─── Text segment ───

I don't understand what the goal is here. Honest question, not a criticism. Can someone please explain. Is the intention to have node work on multiple Javascript engines like spidermonkey? I can see why Chakra developers could want this but as a developer using node I don't see how I would benefit.
I put a link in another comment to last week's discussion on the topic. But my main concern is developers writing code that tries to bend around then V8 implementation, even if it's not required by the language.
One great example from that thread was about try/catch:
"For example, a try/catch in V8 triggers deoptimization for the entire function it's in, while it might not in other engines. So this leads to many developers avoiding try/catch in performance critical code.
This ends up with them avoiding it in general usage, which means that now "avoiding try/catch" is considered a general purpose performance tip in javascript, even though it might only apply to one engine (and the v8 team has expressed interest in trying to stop that deopt)"[0]
"It is a good example actually. Chakra does fully optimize functions with try/catch.
Caveat: we don't optimize try/finally yet... Disclaimer: I work for MSFT on Chakra."[1]
"try/catch has pretty much no runtime overhead in SpiderMonkey unless an actual exception is thrown."[2]
And that was just the first thing off the top of my head, there are tons of other little performance things that many people consider a "JavaScript thing" instead of a "V8 thing"
V8 has expressed interest in fixing the try/catch deopt, but it keeps falling behind on their list because not many people are using it.
Most people aren't using it because V8 (and in some minds, mine included until 5 days ago, all of Javascript) doesn't optimize it.
It's a bit of a catch 22, and having alternate engines where that deopt doesn't happen can be the way out.
Basically having an alternate engine makes sure that stuff like this doesn't become permanent. You'll probably avoid try/catch in performance code for the near future (and i'll most likely do it as well), but the hope is that multiple implementations will force V8 to fix that issue (if it can be called that) at some point and eventually this little bit of optimization will no longer be necessary.

─── Exercise data ───

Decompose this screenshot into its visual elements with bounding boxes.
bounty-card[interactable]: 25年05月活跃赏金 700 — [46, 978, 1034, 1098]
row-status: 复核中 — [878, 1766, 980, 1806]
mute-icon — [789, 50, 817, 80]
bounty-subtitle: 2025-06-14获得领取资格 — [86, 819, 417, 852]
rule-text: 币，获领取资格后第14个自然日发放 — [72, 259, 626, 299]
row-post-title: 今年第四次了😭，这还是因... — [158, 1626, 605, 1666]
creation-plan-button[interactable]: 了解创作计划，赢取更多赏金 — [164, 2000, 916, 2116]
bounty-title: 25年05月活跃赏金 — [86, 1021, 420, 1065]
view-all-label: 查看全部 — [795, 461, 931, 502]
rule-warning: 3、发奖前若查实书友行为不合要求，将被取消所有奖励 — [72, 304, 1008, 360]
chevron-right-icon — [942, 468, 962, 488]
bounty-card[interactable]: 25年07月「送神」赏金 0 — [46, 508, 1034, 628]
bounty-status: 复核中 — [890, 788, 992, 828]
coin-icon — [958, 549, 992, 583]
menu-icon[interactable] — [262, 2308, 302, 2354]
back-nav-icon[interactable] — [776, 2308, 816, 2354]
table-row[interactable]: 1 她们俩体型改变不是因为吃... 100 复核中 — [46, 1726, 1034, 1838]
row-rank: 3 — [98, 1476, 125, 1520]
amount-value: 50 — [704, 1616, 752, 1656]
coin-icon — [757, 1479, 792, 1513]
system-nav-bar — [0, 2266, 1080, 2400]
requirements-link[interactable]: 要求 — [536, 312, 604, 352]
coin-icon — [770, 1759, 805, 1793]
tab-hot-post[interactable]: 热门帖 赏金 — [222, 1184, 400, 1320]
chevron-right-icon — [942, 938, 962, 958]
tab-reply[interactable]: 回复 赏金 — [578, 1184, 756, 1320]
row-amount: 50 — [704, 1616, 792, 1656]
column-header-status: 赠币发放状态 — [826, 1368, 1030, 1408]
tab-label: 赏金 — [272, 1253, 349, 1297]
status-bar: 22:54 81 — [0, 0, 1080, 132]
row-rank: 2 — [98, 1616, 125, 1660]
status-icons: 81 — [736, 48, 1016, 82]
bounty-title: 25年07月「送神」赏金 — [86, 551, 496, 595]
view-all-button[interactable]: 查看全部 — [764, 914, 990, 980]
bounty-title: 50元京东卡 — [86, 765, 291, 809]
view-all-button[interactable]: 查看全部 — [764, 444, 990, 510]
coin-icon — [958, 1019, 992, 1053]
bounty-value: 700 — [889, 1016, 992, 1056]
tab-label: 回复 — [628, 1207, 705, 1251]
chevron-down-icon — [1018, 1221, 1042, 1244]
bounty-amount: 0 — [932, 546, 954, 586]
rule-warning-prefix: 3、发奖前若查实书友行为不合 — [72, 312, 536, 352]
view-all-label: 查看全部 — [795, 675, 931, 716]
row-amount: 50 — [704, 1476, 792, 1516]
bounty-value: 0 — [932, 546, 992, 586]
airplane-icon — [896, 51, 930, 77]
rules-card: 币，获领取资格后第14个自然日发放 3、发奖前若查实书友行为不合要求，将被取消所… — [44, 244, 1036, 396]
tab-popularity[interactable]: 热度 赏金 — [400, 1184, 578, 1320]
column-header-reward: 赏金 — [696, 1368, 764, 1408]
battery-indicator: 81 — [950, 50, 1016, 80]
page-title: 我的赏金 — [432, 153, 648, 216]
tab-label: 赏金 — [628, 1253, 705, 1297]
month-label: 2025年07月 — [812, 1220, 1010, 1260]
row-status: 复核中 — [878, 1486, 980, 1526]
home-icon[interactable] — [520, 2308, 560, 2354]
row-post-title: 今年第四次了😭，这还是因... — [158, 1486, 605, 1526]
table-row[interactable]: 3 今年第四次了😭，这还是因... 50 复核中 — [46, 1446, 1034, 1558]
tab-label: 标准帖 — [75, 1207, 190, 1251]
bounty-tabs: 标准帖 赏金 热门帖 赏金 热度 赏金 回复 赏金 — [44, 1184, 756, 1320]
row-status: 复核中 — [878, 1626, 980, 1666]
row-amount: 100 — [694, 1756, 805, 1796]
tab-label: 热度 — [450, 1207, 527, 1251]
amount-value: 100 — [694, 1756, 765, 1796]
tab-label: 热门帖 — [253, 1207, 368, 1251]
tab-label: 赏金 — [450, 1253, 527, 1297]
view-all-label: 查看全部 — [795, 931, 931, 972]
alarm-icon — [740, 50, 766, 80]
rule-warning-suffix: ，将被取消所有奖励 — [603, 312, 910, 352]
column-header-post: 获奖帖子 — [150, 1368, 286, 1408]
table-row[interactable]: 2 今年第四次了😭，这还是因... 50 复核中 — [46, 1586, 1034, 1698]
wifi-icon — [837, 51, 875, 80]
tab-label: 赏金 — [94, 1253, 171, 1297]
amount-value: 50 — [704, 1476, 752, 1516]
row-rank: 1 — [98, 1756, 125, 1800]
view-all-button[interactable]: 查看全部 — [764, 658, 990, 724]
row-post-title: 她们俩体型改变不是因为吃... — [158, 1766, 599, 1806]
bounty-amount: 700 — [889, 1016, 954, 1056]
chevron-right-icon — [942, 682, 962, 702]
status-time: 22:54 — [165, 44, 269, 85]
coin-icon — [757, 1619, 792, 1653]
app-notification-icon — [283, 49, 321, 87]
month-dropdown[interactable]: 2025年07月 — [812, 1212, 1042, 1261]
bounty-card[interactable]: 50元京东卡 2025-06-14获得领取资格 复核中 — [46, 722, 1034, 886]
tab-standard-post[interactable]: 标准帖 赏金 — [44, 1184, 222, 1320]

───

* [The problem]:
Answer these questions about the comment on alternate JavaScript engines:
(a) What does a try/catch trigger in V8?
(b) Which construct does Chakra not optimize yet?
(c) In SpiderMonkey, when does try/catch have runtime overhead?

* [Exercise response]:
(a) Deoptimization for the entire function it's in.
(b) try/finally.
(c) Only when an actual exception is thrown.